▸ Data records
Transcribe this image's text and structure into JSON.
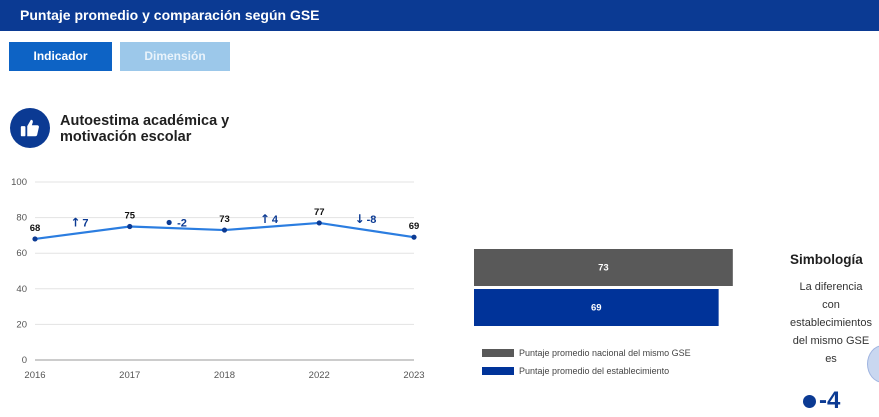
{
  "header": {
    "title": "Puntaje promedio y comparación según GSE"
  },
  "tabs": [
    {
      "label": "Indicador",
      "active": true
    },
    {
      "label": "Dimensión",
      "active": false
    }
  ],
  "section": {
    "icon": "thumbs-up-icon",
    "title_line1": "Autoestima académica y",
    "title_line2": "motivación escolar"
  },
  "colors": {
    "accent": "#0b3a93",
    "tab_active": "#0d63c5",
    "tab_inactive": "#9cc8ea",
    "national": "#595959",
    "school": "#003399"
  },
  "chart_data": [
    {
      "type": "line",
      "x": [
        "2016",
        "2017",
        "2018",
        "2022",
        "2023"
      ],
      "values": [
        68,
        75,
        73,
        77,
        69
      ],
      "ylim": [
        0,
        100
      ],
      "yticks": [
        "0",
        "20",
        "40",
        "60",
        "80",
        "100"
      ],
      "grid": true,
      "changes": [
        {
          "symbol": "↑",
          "value": "7"
        },
        {
          "symbol": "•",
          "value": "-2"
        },
        {
          "symbol": "↑",
          "value": "4"
        },
        {
          "symbol": "↓",
          "value": "-8"
        }
      ]
    },
    {
      "type": "bar",
      "orientation": "horizontal",
      "series": [
        {
          "name": "Puntaje promedio nacional del mismo GSE",
          "values": [
            73
          ],
          "color": "#595959"
        },
        {
          "name": "Puntaje promedio del establecimiento",
          "values": [
            69
          ],
          "color": "#003399"
        }
      ],
      "xlim": [
        0,
        77
      ]
    }
  ],
  "simbologia": {
    "title": "Simbología",
    "line1": "La diferencia",
    "line2": "con",
    "line3": "establecimientos",
    "line4": "del mismo GSE",
    "line5": "es",
    "value": "-4"
  }
}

▸ Task description
Exclude the pictures. Write out the remaining data exactly.

▸ Correct output
Transcribe this image's text and structure into JSON.
{
  "header": {
    "title": "Puntaje promedio y comparación según GSE"
  },
  "tabs": [
    {
      "label": "Indicador",
      "active": true
    },
    {
      "label": "Dimensión",
      "active": false
    }
  ],
  "section": {
    "icon": "thumbs-up-icon",
    "title_line1": "Autoestima académica y",
    "title_line2": "motivación escolar"
  },
  "colors": {
    "accent": "#0b3a93",
    "tab_active": "#0d63c5",
    "tab_inactive": "#9cc8ea",
    "national": "#595959",
    "school": "#003399"
  },
  "chart_data": [
    {
      "type": "line",
      "x": [
        "2016",
        "2017",
        "2018",
        "2022",
        "2023"
      ],
      "values": [
        68,
        75,
        73,
        77,
        69
      ],
      "ylim": [
        0,
        100
      ],
      "yticks": [
        "0",
        "20",
        "40",
        "60",
        "80",
        "100"
      ],
      "grid": true,
      "changes": [
        {
          "symbol": "↑",
          "value": "7"
        },
        {
          "symbol": "•",
          "value": "-2"
        },
        {
          "symbol": "↑",
          "value": "4"
        },
        {
          "symbol": "↓",
          "value": "-8"
        }
      ]
    },
    {
      "type": "bar",
      "orientation": "horizontal",
      "series": [
        {
          "name": "Puntaje promedio nacional del mismo GSE",
          "values": [
            73
          ],
          "color": "#595959"
        },
        {
          "name": "Puntaje promedio del establecimiento",
          "values": [
            69
          ],
          "color": "#003399"
        }
      ],
      "xlim": [
        0,
        77
      ]
    }
  ],
  "simbologia": {
    "title": "Simbología",
    "line1": "La diferencia",
    "line2": "con",
    "line3": "establecimientos",
    "line4": "del mismo GSE",
    "line5": "es",
    "value": "-4"
  }
}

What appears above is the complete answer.